> _Task statement_
What is needed is a word-for-word copy of the records below.

(Entries of transcribed document text)
◇ ◇ ◇ ◇
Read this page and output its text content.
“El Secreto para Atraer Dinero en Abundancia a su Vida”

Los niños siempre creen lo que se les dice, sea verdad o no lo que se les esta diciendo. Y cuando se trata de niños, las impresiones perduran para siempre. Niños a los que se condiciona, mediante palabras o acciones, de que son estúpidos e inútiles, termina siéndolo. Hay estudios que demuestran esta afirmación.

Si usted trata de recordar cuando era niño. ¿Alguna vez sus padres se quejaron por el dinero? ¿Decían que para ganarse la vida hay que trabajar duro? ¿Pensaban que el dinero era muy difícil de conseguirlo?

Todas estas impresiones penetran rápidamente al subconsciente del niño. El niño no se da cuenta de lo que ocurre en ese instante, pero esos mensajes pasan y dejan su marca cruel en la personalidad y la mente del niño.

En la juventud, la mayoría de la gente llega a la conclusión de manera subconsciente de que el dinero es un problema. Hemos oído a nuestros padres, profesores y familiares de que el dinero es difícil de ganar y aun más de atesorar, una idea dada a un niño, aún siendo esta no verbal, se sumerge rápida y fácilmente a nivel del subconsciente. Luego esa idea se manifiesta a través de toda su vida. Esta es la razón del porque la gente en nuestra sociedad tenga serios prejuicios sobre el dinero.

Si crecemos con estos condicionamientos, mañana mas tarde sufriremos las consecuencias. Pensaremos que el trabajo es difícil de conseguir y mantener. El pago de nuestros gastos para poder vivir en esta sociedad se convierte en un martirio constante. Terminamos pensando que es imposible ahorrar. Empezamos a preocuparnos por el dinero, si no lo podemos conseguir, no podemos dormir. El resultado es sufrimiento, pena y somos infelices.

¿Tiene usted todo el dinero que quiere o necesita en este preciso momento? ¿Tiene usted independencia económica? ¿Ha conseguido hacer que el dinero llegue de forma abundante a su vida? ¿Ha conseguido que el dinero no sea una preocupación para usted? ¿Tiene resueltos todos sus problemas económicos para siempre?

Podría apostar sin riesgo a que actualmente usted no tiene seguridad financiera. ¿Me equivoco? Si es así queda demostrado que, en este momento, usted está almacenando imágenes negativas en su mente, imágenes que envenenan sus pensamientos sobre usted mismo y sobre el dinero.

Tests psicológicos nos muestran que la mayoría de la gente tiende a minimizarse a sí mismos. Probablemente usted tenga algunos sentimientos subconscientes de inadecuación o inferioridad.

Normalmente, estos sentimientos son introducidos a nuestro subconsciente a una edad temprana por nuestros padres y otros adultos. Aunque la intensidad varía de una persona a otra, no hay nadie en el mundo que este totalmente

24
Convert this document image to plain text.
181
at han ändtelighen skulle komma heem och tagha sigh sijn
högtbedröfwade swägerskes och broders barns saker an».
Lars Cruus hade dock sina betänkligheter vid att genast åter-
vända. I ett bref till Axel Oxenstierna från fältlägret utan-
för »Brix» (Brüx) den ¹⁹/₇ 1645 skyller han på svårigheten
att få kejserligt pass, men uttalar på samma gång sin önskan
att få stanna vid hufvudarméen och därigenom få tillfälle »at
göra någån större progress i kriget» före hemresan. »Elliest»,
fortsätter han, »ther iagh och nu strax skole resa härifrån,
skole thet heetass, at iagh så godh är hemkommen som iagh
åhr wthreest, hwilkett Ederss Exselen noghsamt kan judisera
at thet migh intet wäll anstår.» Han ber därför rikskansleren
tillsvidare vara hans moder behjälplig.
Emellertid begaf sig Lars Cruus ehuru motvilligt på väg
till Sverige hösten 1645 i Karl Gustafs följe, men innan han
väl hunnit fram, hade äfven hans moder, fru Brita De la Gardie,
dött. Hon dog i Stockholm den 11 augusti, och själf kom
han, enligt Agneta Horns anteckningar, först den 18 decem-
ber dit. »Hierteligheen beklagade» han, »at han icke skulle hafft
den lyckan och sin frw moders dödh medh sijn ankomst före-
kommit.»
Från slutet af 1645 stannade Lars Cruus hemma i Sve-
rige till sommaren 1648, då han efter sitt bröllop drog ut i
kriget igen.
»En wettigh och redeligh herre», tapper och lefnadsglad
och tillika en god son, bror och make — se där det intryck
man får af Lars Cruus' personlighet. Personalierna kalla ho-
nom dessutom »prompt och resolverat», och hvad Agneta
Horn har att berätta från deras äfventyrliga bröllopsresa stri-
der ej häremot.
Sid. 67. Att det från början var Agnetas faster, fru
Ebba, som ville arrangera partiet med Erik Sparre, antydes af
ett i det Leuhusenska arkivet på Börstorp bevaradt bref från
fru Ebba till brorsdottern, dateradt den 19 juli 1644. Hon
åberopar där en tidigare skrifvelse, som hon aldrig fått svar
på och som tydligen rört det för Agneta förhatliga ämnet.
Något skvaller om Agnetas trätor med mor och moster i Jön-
◇ ◇ ◇ ◇
> _Result for this exercise_
Read this page and output its text content.
“El Secreto para Atraer Dinero en Abundancia a su Vida”

Los niños siempre creen lo que se les dice, sea verdad o no lo que se les esta diciendo. Y cuando se trata de niños, las impresiones perduran para siempre. Niños a los que se condiciona, mediante palabras o acciones, de que son estúpidos e inútiles, termina siéndolo. Hay estudios que demuestran esta afirmación.

Si usted trata de recordar cuando era niño. ¿Alguna vez sus padres se quejaron por el dinero? ¿Decían que para ganarse la vida hay que trabajar duro? ¿Pensaban que el dinero era muy difícil de conseguirlo?

Todas estas impresiones penetran rápidamente al subconsciente del niño. El niño no se da cuenta de lo que ocurre en ese instante, pero esos mensajes pasan y dejan su marca cruel en la personalidad y la mente del niño.

En la juventud, la mayoría de la gente llega a la conclusión de manera subconsciente de que el dinero es un problema. Hemos oído a nuestros padres, profesores y familiares de que el dinero es difícil de ganar y aun más de atesorar, una idea dada a un niño, aún siendo esta no verbal, se sumerge rápida y fácilmente a nivel del subconsciente. Luego esa idea se manifiesta a través de toda su vida. Esta es la razón del porque la gente en nuestra sociedad tenga serios prejuicios sobre el dinero.

Si crecemos con estos condicionamientos, mañana mas tarde sufriremos las consecuencias. Pensaremos que el trabajo es difícil de conseguir y mantener. El pago de nuestros gastos para poder vivir en esta sociedad se convierte en un martirio constante. Terminamos pensando que es imposible ahorrar. Empezamos a preocuparnos por el dinero, si no lo podemos conseguir, no podemos dormir. El resultado es sufrimiento, pena y somos infelices.

¿Tiene usted todo el dinero que quiere o necesita en este preciso momento? ¿Tiene usted independencia económica? ¿Ha conseguido hacer que el dinero llegue de forma abundante a su vida? ¿Ha conseguido que el dinero no sea una preocupación para usted? ¿Tiene resueltos todos sus problemas económicos para siempre?

Podría apostar sin riesgo a que actualmente usted no tiene seguridad financiera. ¿Me equivoco? Si es así queda demostrado que, en este momento, usted está almacenando imágenes negativas en su mente, imágenes que envenenan sus pensamientos sobre usted mismo y sobre el dinero.

Tests psicológicos nos muestran que la mayoría de la gente tiende a minimizarse a sí mismos. Probablemente usted tenga algunos sentimientos subconscientes de inadecuación o inferioridad.

Normalmente, estos sentimientos son introducidos a nuestro subconsciente a una edad temprana por nuestros padres y otros adultos. Aunque la intensidad varía de una persona a otra, no hay nadie en el mundo que este totalmente

24
Convert this document image to plain text.
181
at han ändtelighen skulle komma heem och tagha sigh sijn
högtbedröfwade swägerskes och broders barns saker an».
Lars Cruus hade dock sina betänkligheter vid att genast åter-
vända. I ett bref till Axel Oxenstierna från fältlägret utan-
för »Brix» (Brüx) den ¹⁹/₇ 1645 skyller han på svårigheten
att få kejserligt pass, men uttalar på samma gång sin önskan
att få stanna vid hufvudarméen och därigenom få tillfälle »at
göra någån större progress i kriget» före hemresan. »Elliest»,
fortsätter han, »ther iagh och nu strax skole resa härifrån,
skole thet heetass, at iagh så godh är hemkommen som iagh
åhr wthreest, hwilkett Ederss Exselen noghsamt kan judisera
at thet migh intet wäll anstår.» Han ber därför rikskansleren
tillsvidare vara hans moder behjälplig.
Emellertid begaf sig Lars Cruus ehuru motvilligt på väg
till Sverige hösten 1645 i Karl Gustafs följe, men innan han
väl hunnit fram, hade äfven hans moder, fru Brita De la Gardie,
dött. Hon dog i Stockholm den 11 augusti, och själf kom
han, enligt Agneta Horns anteckningar, först den 18 decem-
ber dit. »Hierteligheen beklagade» han, »at han icke skulle hafft
den lyckan och sin frw moders dödh medh sijn ankomst före-
kommit.»
Från slutet af 1645 stannade Lars Cruus hemma i Sve-
rige till sommaren 1648, då han efter sitt bröllop drog ut i
kriget igen.
»En wettigh och redeligh herre», tapper och lefnadsglad
och tillika en god son, bror och make — se där det intryck
man får af Lars Cruus' personlighet. Personalierna kalla ho-
nom dessutom »prompt och resolverat», och hvad Agneta
Horn har att berätta från deras äfventyrliga bröllopsresa stri-
der ej häremot.
Sid. 67. Att det från början var Agnetas faster, fru
Ebba, som ville arrangera partiet med Erik Sparre, antydes af
ett i det Leuhusenska arkivet på Börstorp bevaradt bref från
fru Ebba till brorsdottern, dateradt den 19 juli 1644. Hon
åberopar där en tidigare skrifvelse, som hon aldrig fått svar
på och som tydligen rört det för Agneta förhatliga ämnet.
Något skvaller om Agnetas trätor med mor och moster i Jön-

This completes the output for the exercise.